- _Aim of the exercise_: Look at the entries below and reproduce them exactly.

- _Records for this task_:
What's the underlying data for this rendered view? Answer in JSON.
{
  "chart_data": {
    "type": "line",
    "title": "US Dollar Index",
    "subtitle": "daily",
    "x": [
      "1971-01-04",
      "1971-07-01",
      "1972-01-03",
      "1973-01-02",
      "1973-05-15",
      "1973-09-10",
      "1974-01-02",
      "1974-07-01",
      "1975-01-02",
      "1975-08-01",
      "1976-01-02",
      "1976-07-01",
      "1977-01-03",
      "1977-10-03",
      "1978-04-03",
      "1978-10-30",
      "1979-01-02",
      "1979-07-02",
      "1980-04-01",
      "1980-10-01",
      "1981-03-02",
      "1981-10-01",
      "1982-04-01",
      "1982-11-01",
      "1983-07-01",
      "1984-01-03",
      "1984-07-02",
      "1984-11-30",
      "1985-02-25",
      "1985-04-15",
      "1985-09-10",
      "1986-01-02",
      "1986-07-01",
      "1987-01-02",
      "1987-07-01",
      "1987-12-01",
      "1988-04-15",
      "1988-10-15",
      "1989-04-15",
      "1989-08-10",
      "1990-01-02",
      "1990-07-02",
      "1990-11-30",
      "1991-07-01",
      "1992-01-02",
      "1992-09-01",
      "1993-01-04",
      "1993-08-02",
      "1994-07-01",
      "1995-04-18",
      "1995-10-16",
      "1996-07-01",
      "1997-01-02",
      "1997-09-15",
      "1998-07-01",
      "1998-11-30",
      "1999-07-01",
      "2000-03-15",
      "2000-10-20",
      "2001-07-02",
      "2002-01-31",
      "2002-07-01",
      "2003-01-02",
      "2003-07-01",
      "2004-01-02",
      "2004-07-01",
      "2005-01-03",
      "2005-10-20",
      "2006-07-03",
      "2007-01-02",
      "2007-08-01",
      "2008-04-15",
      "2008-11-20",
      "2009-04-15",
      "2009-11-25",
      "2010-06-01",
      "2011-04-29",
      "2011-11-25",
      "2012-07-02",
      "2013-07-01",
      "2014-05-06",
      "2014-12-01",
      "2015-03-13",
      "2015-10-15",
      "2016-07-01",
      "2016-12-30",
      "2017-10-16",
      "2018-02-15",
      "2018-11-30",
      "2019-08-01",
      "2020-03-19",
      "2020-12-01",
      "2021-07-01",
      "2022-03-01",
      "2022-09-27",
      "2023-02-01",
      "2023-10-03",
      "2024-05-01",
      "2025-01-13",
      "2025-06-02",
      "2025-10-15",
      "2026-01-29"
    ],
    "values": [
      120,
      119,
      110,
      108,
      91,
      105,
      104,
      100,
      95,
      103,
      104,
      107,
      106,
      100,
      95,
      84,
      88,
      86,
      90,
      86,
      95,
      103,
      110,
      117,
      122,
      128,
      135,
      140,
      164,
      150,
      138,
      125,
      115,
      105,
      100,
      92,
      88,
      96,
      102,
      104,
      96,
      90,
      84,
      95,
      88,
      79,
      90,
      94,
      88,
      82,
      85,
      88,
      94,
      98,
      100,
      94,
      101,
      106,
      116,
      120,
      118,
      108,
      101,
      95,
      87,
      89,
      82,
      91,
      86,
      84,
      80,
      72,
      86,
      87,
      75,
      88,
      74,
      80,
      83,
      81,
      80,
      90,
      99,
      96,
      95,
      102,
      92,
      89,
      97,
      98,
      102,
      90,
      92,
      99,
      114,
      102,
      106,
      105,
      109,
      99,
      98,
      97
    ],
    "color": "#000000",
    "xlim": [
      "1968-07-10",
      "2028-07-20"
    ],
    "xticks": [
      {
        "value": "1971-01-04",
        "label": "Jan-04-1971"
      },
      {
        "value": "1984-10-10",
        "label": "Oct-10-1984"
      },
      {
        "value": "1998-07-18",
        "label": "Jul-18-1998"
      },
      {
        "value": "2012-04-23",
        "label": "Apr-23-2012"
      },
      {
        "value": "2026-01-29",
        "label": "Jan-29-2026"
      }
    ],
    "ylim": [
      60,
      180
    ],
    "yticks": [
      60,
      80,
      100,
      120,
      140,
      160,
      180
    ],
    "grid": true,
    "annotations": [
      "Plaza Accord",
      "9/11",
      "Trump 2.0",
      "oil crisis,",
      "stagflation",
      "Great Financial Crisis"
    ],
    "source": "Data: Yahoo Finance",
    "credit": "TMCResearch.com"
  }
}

- _Exercise solution_:
What's the underlying data for this rendered view? Answer in JSON.
{
  "chart_data": {
    "type": "line",
    "title": "US Dollar Index",
    "subtitle": "daily",
    "x": [
      "1971-01-04",
      "1971-07-01",
      "1972-01-03",
      "1973-01-02",
      "1973-05-15",
      "1973-09-10",
      "1974-01-02",
      "1974-07-01",
      "1975-01-02",
      "1975-08-01",
      "1976-01-02",
      "1976-07-01",
      "1977-01-03",
      "1977-10-03",
      "1978-04-03",
      "1978-10-30",
      "1979-01-02",
      "1979-07-02",
      "1980-04-01",
      "1980-10-01",
      "1981-03-02",
      "1981-10-01",
      "1982-04-01",
      "1982-11-01",
      "1983-07-01",
      "1984-01-03",
      "1984-07-02",
      "1984-11-30",
      "1985-02-25",
      "1985-04-15",
      "1985-09-10",
      "1986-01-02",
      "1986-07-01",
      "1987-01-02",
      "1987-07-01",
      "1987-12-01",
      "1988-04-15",
      "1988-10-15",
      "1989-04-15",
      "1989-08-10",
      "1990-01-02",
      "1990-07-02",
      "1990-11-30",
      "1991-07-01",
      "1992-01-02",
      "1992-09-01",
      "1993-01-04",
      "1993-08-02",
      "1994-07-01",
      "1995-04-18",
      "1995-10-16",
      "1996-07-01",
      "1997-01-02",
      "1997-09-15",
      "1998-07-01",
      "1998-11-30",
      "1999-07-01",
      "2000-03-15",
      "2000-10-20",
      "2001-07-02",
      "2002-01-31",
      "2002-07-01",
      "2003-01-02",
      "2003-07-01",
      "2004-01-02",
      "2004-07-01",
      "2005-01-03",
      "2005-10-20",
      "2006-07-03",
      "2007-01-02",
      "2007-08-01",
      "2008-04-15",
      "2008-11-20",
      "2009-04-15",
      "2009-11-25",
      "2010-06-01",
      "2011-04-29",
      "2011-11-25",
      "2012-07-02",
      "2013-07-01",
      "2014-05-06",
      "2014-12-01",
      "2015-03-13",
      "2015-10-15",
      "2016-07-01",
      "2016-12-30",
      "2017-10-16",
      "2018-02-15",
      "2018-11-30",
      "2019-08-01",
      "2020-03-19",
      "2020-12-01",
      "2021-07-01",
      "2022-03-01",
      "2022-09-27",
      "2023-02-01",
      "2023-10-03",
      "2024-05-01",
      "2025-01-13",
      "2025-06-02",
      "2025-10-15",
      "2026-01-29"
    ],
    "values": [
      120,
      119,
      110,
      108,
      91,
      105,
      104,
      100,
      95,
      103,
      104,
      107,
      106,
      100,
      95,
      84,
      88,
      86,
      90,
      86,
      95,
      103,
      110,
      117,
      122,
      128,
      135,
      140,
      164,
      150,
      138,
      125,
      115,
      105,
      100,
      92,
      88,
      96,
      102,
      104,
      96,
      90,
      84,
      95,
      88,
      79,
      90,
      94,
      88,
      82,
      85,
      88,
      94,
      98,
      100,
      94,
      101,
      106,
      116,
      120,
      118,
      108,
      101,
      95,
      87,
      89,
      82,
      91,
      86,
      84,
      80,
      72,
      86,
      87,
      75,
      88,
      74,
      80,
      83,
      81,
      80,
      90,
      99,
      96,
      95,
      102,
      92,
      89,
      97,
      98,
      102,
      90,
      92,
      99,
      114,
      102,
      106,
      105,
      109,
      99,
      98,
      97
    ],
    "color": "#000000",
    "xlim": [
      "1968-07-10",
      "2028-07-20"
    ],
    "xticks": [
      {
        "value": "1971-01-04",
        "label": "Jan-04-1971"
      },
      {
        "value": "1984-10-10",
        "label": "Oct-10-1984"
      },
      {
        "value": "1998-07-18",
        "label": "Jul-18-1998"
      },
      {
        "value": "2012-04-23",
        "label": "Apr-23-2012"
      },
      {
        "value": "2026-01-29",
        "label": "Jan-29-2026"
      }
    ],
    "ylim": [
      60,
      180
    ],
    "yticks": [
      60,
      80,
      100,
      120,
      140,
      160,
      180
    ],
    "grid": true,
    "annotations": [
      "Plaza Accord",
      "9/11",
      "Trump 2.0",
      "oil crisis,",
      "stagflation",
      "Great Financial Crisis"
    ],
    "source": "Data: Yahoo Finance",
    "credit": "TMCResearch.com"
  }
}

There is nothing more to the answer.